#### Given task:
The required output is a single number: how many lines of the material contain the string "images".
══ Records shown
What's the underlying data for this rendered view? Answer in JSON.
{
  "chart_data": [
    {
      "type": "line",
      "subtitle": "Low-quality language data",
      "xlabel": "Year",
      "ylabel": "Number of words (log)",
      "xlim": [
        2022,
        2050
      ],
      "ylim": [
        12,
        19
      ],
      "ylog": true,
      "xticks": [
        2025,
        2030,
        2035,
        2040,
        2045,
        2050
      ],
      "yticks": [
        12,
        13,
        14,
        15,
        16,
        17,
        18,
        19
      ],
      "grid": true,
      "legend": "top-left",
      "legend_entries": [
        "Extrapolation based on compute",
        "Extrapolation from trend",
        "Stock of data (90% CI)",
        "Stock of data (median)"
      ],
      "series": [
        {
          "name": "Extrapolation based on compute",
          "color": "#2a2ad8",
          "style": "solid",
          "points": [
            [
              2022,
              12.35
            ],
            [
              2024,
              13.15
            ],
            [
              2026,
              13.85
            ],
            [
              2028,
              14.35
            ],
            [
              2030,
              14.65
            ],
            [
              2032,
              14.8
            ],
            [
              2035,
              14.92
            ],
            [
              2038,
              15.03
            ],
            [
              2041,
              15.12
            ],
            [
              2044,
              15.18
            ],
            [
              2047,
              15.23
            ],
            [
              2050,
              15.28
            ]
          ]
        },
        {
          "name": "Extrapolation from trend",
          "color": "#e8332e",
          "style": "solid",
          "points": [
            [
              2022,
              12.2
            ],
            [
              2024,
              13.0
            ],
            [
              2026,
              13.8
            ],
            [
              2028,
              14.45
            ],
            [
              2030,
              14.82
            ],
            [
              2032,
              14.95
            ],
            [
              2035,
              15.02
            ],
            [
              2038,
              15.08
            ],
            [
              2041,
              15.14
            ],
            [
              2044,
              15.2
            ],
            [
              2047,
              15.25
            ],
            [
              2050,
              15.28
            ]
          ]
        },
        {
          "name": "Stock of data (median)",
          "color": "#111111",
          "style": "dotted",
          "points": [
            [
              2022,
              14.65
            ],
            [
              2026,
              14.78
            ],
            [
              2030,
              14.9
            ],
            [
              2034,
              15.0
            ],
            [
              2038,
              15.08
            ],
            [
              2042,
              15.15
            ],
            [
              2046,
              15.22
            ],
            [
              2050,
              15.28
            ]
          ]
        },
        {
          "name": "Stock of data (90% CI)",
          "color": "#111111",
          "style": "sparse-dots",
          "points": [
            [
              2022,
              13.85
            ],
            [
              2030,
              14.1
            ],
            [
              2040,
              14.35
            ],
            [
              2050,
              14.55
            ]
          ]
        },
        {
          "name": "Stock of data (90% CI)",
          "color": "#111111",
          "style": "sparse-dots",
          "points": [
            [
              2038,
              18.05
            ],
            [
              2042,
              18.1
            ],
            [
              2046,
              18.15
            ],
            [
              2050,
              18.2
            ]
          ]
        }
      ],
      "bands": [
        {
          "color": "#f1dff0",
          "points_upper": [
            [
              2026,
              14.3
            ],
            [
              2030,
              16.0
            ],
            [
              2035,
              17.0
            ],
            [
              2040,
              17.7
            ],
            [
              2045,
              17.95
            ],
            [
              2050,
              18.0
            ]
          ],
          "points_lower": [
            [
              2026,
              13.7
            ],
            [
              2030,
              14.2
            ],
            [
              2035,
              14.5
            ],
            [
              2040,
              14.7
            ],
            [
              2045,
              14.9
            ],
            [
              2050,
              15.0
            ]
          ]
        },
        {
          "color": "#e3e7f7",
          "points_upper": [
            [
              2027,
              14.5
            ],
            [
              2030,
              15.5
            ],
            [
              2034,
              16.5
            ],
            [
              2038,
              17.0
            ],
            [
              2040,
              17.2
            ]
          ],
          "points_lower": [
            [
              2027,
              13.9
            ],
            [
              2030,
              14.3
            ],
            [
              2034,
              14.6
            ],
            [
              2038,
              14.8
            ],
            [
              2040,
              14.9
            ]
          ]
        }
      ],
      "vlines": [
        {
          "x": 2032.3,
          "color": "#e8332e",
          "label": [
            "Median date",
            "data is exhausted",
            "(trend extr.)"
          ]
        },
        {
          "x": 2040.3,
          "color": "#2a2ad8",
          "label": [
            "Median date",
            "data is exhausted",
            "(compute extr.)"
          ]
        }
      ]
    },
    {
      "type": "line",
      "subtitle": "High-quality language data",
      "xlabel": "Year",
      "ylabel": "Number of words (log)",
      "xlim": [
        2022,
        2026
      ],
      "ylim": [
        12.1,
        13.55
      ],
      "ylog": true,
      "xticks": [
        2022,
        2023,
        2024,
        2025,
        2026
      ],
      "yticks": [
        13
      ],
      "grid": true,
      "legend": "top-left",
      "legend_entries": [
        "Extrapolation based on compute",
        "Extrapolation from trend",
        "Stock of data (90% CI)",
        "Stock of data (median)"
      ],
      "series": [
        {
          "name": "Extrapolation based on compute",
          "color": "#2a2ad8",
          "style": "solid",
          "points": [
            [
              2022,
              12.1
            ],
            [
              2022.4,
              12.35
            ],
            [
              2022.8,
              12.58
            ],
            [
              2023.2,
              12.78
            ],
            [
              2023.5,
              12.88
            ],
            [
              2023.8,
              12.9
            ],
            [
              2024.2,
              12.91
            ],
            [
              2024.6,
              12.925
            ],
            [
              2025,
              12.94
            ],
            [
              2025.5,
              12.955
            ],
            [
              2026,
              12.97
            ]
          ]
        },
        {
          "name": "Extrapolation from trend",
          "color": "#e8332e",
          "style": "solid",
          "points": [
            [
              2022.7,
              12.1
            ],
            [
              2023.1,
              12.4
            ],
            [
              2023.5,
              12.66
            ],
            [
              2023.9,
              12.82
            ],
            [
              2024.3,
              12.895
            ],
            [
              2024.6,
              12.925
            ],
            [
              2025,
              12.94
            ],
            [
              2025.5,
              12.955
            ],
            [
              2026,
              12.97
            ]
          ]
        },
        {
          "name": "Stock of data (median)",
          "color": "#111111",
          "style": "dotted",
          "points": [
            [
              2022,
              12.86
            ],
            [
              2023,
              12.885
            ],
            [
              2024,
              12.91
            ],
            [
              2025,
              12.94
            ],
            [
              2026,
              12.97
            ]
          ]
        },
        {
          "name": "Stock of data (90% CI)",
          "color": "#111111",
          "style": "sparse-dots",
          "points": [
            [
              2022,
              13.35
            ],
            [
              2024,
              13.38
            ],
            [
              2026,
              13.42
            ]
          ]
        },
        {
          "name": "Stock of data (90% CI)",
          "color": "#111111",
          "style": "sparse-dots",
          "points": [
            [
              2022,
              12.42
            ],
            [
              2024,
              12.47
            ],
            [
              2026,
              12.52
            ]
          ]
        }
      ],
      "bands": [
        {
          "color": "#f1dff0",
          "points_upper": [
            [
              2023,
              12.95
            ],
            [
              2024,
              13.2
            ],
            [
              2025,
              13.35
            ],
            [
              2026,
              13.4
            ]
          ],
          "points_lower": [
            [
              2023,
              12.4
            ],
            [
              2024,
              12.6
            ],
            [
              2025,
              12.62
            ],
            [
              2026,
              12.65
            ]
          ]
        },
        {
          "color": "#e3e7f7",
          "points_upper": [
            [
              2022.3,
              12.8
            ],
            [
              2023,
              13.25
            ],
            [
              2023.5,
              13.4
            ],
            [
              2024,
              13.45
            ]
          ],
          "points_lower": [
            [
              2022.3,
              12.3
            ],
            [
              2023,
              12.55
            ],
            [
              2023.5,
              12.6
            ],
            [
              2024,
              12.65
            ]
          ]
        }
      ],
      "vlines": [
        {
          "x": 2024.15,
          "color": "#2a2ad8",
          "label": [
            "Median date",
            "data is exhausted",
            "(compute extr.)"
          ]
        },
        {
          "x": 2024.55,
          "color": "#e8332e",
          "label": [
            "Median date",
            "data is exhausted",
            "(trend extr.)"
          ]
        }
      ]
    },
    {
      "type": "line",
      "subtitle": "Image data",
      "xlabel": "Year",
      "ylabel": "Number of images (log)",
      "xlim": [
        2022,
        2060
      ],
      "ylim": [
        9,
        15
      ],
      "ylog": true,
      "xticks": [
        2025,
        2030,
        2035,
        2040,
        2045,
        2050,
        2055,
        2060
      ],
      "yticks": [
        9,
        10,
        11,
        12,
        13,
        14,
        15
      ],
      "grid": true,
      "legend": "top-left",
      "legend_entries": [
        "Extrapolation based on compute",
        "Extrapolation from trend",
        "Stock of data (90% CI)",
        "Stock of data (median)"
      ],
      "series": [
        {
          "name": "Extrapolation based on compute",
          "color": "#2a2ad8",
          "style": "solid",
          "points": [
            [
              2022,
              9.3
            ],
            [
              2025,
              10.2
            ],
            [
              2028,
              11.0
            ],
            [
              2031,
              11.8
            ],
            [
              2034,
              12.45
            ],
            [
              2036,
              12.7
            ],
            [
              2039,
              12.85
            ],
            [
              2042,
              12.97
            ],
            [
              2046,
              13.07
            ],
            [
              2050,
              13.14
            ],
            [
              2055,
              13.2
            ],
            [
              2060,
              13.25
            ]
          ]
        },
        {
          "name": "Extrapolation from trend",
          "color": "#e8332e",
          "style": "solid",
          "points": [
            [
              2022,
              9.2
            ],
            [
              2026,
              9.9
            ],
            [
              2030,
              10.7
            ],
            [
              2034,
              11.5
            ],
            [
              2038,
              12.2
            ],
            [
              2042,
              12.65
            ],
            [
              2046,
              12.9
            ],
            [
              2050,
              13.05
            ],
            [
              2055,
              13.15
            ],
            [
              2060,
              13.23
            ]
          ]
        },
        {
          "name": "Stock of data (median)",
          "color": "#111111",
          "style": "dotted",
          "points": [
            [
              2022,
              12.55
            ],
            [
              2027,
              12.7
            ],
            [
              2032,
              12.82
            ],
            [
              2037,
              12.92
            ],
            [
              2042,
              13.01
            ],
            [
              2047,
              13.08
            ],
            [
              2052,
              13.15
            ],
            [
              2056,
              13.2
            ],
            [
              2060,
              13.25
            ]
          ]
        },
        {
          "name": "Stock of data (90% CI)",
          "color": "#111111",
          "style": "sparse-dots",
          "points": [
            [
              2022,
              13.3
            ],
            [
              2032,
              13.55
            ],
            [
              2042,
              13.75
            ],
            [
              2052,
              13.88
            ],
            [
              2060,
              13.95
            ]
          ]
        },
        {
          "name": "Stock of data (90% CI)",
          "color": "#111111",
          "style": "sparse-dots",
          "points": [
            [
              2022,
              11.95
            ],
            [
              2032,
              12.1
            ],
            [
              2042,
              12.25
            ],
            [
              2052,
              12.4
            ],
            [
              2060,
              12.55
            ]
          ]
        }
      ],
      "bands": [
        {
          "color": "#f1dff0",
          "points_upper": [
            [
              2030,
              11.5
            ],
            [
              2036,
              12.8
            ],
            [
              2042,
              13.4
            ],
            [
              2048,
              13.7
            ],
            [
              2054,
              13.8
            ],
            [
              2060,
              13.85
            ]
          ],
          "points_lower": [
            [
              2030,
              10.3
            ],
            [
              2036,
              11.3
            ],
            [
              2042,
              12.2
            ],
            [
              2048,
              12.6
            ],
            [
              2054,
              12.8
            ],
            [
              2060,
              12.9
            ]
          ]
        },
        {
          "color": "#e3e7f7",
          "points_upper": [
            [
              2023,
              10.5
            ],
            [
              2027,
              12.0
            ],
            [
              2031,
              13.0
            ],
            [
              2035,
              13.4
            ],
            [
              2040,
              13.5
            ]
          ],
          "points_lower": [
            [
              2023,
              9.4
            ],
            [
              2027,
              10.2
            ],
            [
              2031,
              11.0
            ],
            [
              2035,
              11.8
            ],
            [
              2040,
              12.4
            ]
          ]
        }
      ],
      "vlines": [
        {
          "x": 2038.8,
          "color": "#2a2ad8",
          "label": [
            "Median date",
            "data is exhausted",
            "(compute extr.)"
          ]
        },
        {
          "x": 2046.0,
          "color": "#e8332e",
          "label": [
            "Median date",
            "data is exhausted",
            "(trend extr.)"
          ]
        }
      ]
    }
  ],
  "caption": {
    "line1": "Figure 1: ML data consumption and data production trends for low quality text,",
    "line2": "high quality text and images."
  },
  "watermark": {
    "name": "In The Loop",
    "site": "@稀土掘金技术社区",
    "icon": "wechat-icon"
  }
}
════
#### Solution to the exercise:
2